Aim of the exercise: State how many lines in the listing below include the word "іноземців", and add nothing besides the number.
* * *
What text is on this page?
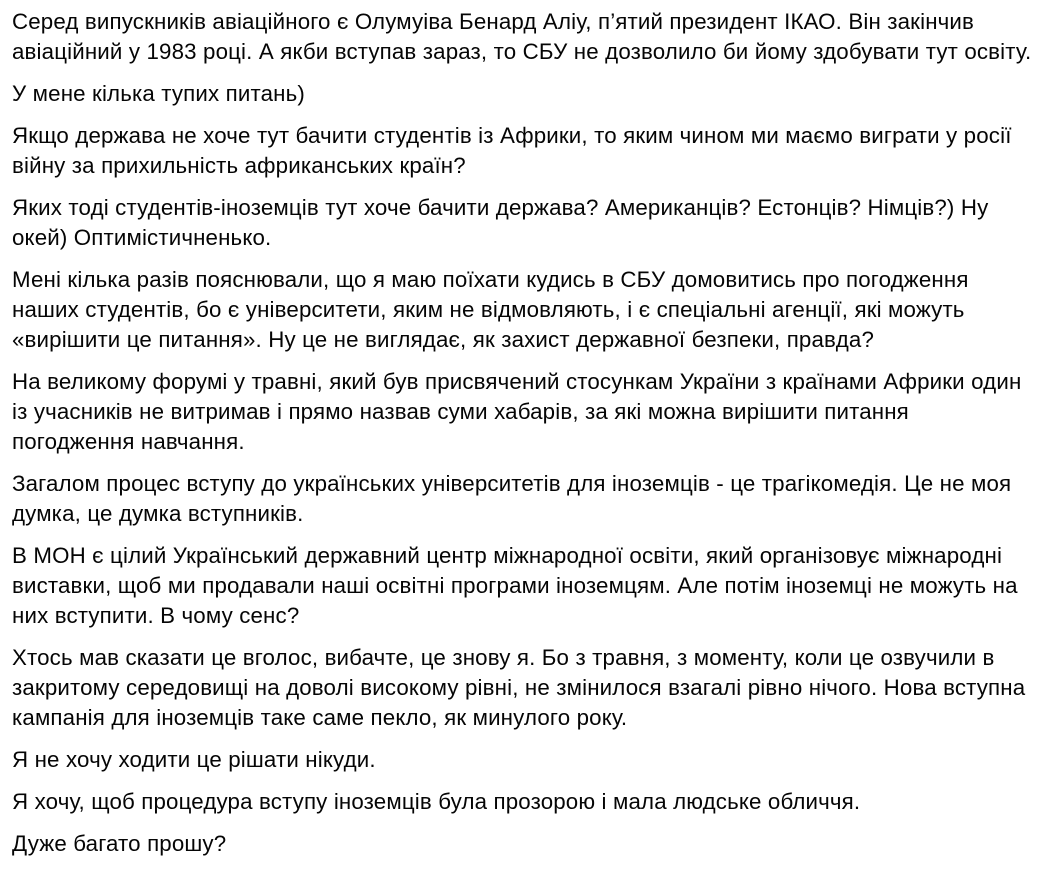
Серед випускників авіаційного є Олумуіва Бенард Аліу, п’ятий президент ІКАО. Він закінчив авіаційний у 1983 році. А якби вступав зараз, то СБУ не дозволило би йому здобувати тут освіту.

У мене кілька тупих питань)

Якщо держава не хоче тут бачити студентів із Африки, то яким чином ми маємо виграти у росії війну за прихильність африканських країн?

Яких тоді студентів-іноземців тут хоче бачити держава? Американців? Естонців? Німців?) Ну окей) Оптимістичненько.

Мені кілька разів пояснювали, що я маю поїхати кудись в СБУ домовитись про погодження наших студентів, бо є університети, яким не відмовляють, і є спеціальні агенції, які можуть «вирішити це питання». Ну це не виглядає, як захист державної безпеки, правда?

На великому форумі у травні, який був присвячений стосункам України з країнами Африки один із учасників не витримав і прямо назвав суми хабарів, за які можна вирішити питання погодження навчання.

Загалом процес вступу до українських університетів для іноземців - це трагікомедія. Це не моя думка, це думка вступників.

В МОН є цілий Український державний центр міжнародної освіти, який організовує міжнародні виставки, щоб ми продавали наші освітні програми іноземцям. Але потім іноземці не можуть на них вступити. В чому сенс?

Хтось мав сказати це вголос, вибачте, це знову я. Бо з травня, з моменту, коли це озвучили в закритому середовищі на доволі високому рівні, не змінилося взагалі рівно нічого. Нова вступна кампанія для іноземців таке саме пекло, як минулого року.

Я не хочу ходити це рішати нікуди.

Я хочу, щоб процедура вступу іноземців була прозорою і мала людське обличчя.

Дуже багато прошу?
* * *
Written reply: 4